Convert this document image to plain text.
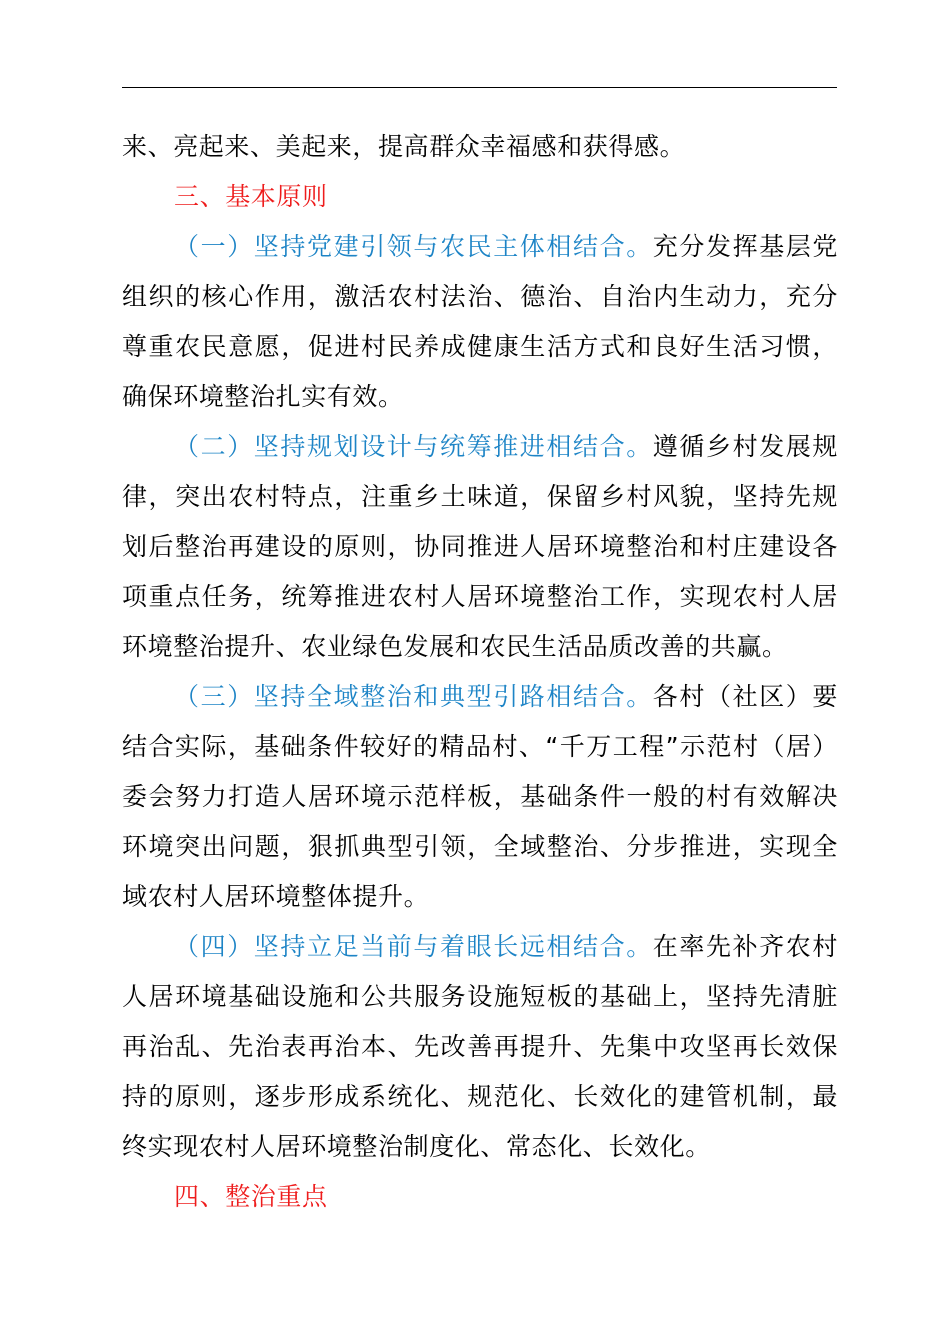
来、亮起来、美起来，提高群众幸福感和获得感。

三、基本原则

（一）坚持党建引领与农民主体相结合。充分发挥基层党组织的核心作用，激活农村法治、德治、自治内生动力，充分尊重农民意愿，促进村民养成健康生活方式和良好生活习惯，确保环境整治扎实有效。

（二）坚持规划设计与统筹推进相结合。遵循乡村发展规律，突出农村特点，注重乡土味道，保留乡村风貌，坚持先规划后整治再建设的原则，协同推进人居环境整治和村庄建设各项重点任务，统筹推进农村人居环境整治工作，实现农村人居环境整治提升、农业绿色发展和农民生活品质改善的共赢。

（三）坚持全域整治和典型引路相结合。各村（社区）要结合实际，基础条件较好的精品村、“千万工程”示范村（居）委会努力打造人居环境示范样板，基础条件一般的村有效解决环境突出问题，狠抓典型引领，全域整治、分步推进，实现全域农村人居环境整体提升。

（四）坚持立足当前与着眼长远相结合。在率先补齐农村人居环境基础设施和公共服务设施短板的基础上，坚持先清脏再治乱、先治表再治本、先改善再提升、先集中攻坚再长效保持的原则，逐步形成系统化、规范化、长效化的建管机制，最终实现农村人居环境整治制度化、常态化、长效化。

四、整治重点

========================================================================

Print the full listing exactly, dropping the pictures.

# Complete output
Convert this document image to plain text.
来、亮起来、美起来，提高群众幸福感和获得感。

三、基本原则

（一）坚持党建引领与农民主体相结合。充分发挥基层党组织的核心作用，激活农村法治、德治、自治内生动力，充分尊重农民意愿，促进村民养成健康生活方式和良好生活习惯，确保环境整治扎实有效。

（二）坚持规划设计与统筹推进相结合。遵循乡村发展规律，突出农村特点，注重乡土味道，保留乡村风貌，坚持先规划后整治再建设的原则，协同推进人居环境整治和村庄建设各项重点任务，统筹推进农村人居环境整治工作，实现农村人居环境整治提升、农业绿色发展和农民生活品质改善的共赢。

（三）坚持全域整治和典型引路相结合。各村（社区）要结合实际，基础条件较好的精品村、“千万工程”示范村（居）委会努力打造人居环境示范样板，基础条件一般的村有效解决环境突出问题，狠抓典型引领，全域整治、分步推进，实现全域农村人居环境整体提升。

（四）坚持立足当前与着眼长远相结合。在率先补齐农村人居环境基础设施和公共服务设施短板的基础上，坚持先清脏再治乱、先治表再治本、先改善再提升、先集中攻坚再长效保持的原则，逐步形成系统化、规范化、长效化的建管机制，最终实现农村人居环境整治制度化、常态化、长效化。

四、整治重点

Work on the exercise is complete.